_Work to complete_: Return every line below as is, leaving out the pictures.

━━━━━ Data to use ━━━━━

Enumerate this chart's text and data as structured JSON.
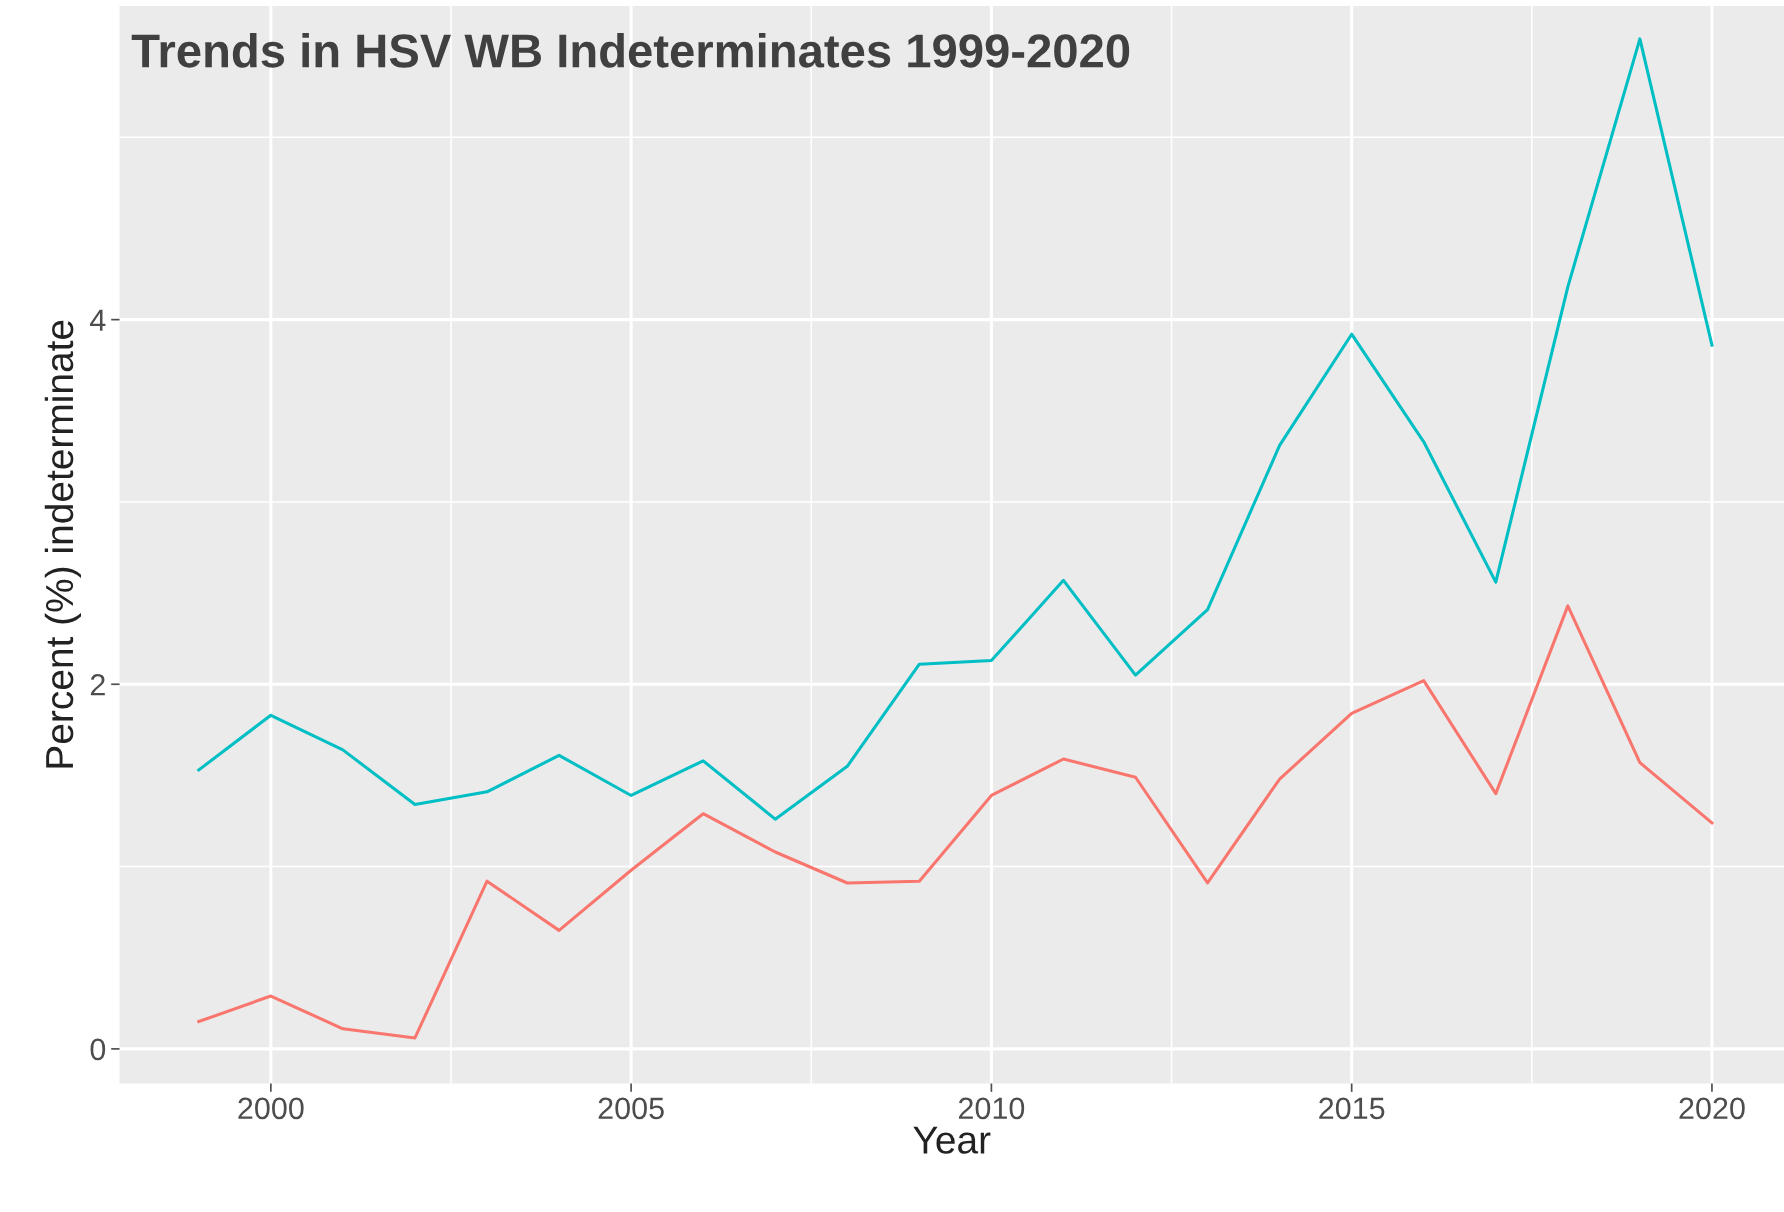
{
  "chart_data": {
    "type": "line",
    "title": "Trends in HSV WB Indeterminates 1999-2020",
    "xlabel": "Year",
    "ylabel": "Percent (%) indeterminate",
    "x": [
      1999,
      2000,
      2001,
      2002,
      2003,
      2004,
      2005,
      2006,
      2007,
      2008,
      2009,
      2010,
      2011,
      2012,
      2013,
      2014,
      2015,
      2016,
      2017,
      2018,
      2019,
      2020
    ],
    "series": [
      {
        "color": "#00bfc4",
        "values": [
          1.53,
          1.83,
          1.64,
          1.34,
          1.41,
          1.61,
          1.39,
          1.58,
          1.26,
          1.55,
          2.11,
          2.13,
          2.57,
          2.05,
          2.41,
          3.31,
          3.92,
          3.33,
          2.56,
          4.18,
          5.54,
          3.86
        ]
      },
      {
        "color": "#f8766d",
        "values": [
          0.15,
          0.29,
          0.11,
          0.06,
          0.92,
          0.65,
          0.98,
          1.29,
          1.08,
          0.91,
          0.92,
          1.39,
          1.59,
          1.49,
          0.91,
          1.48,
          1.84,
          2.02,
          1.4,
          2.43,
          1.57,
          1.24
        ]
      }
    ],
    "xlim": [
      1997.9,
      2021.0
    ],
    "ylim": [
      -0.19,
      5.72
    ],
    "xticks": [
      2000,
      2005,
      2010,
      2015,
      2020
    ],
    "yticks": [
      0,
      2,
      4
    ],
    "grid": true,
    "marker": "none",
    "line_style": "solid"
  }
}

━━━━━

_Exercise solution_:
Enumerate this chart's text and data as structured JSON.
{
  "chart_data": {
    "type": "line",
    "title": "Trends in HSV WB Indeterminates 1999-2020",
    "xlabel": "Year",
    "ylabel": "Percent (%) indeterminate",
    "x": [
      1999,
      2000,
      2001,
      2002,
      2003,
      2004,
      2005,
      2006,
      2007,
      2008,
      2009,
      2010,
      2011,
      2012,
      2013,
      2014,
      2015,
      2016,
      2017,
      2018,
      2019,
      2020
    ],
    "series": [
      {
        "color": "#00bfc4",
        "values": [
          1.53,
          1.83,
          1.64,
          1.34,
          1.41,
          1.61,
          1.39,
          1.58,
          1.26,
          1.55,
          2.11,
          2.13,
          2.57,
          2.05,
          2.41,
          3.31,
          3.92,
          3.33,
          2.56,
          4.18,
          5.54,
          3.86
        ]
      },
      {
        "color": "#f8766d",
        "values": [
          0.15,
          0.29,
          0.11,
          0.06,
          0.92,
          0.65,
          0.98,
          1.29,
          1.08,
          0.91,
          0.92,
          1.39,
          1.59,
          1.49,
          0.91,
          1.48,
          1.84,
          2.02,
          1.4,
          2.43,
          1.57,
          1.24
        ]
      }
    ],
    "xlim": [
      1997.9,
      2021.0
    ],
    "ylim": [
      -0.19,
      5.72
    ],
    "xticks": [
      2000,
      2005,
      2010,
      2015,
      2020
    ],
    "yticks": [
      0,
      2,
      4
    ],
    "grid": true,
    "marker": "none",
    "line_style": "solid"
  }
}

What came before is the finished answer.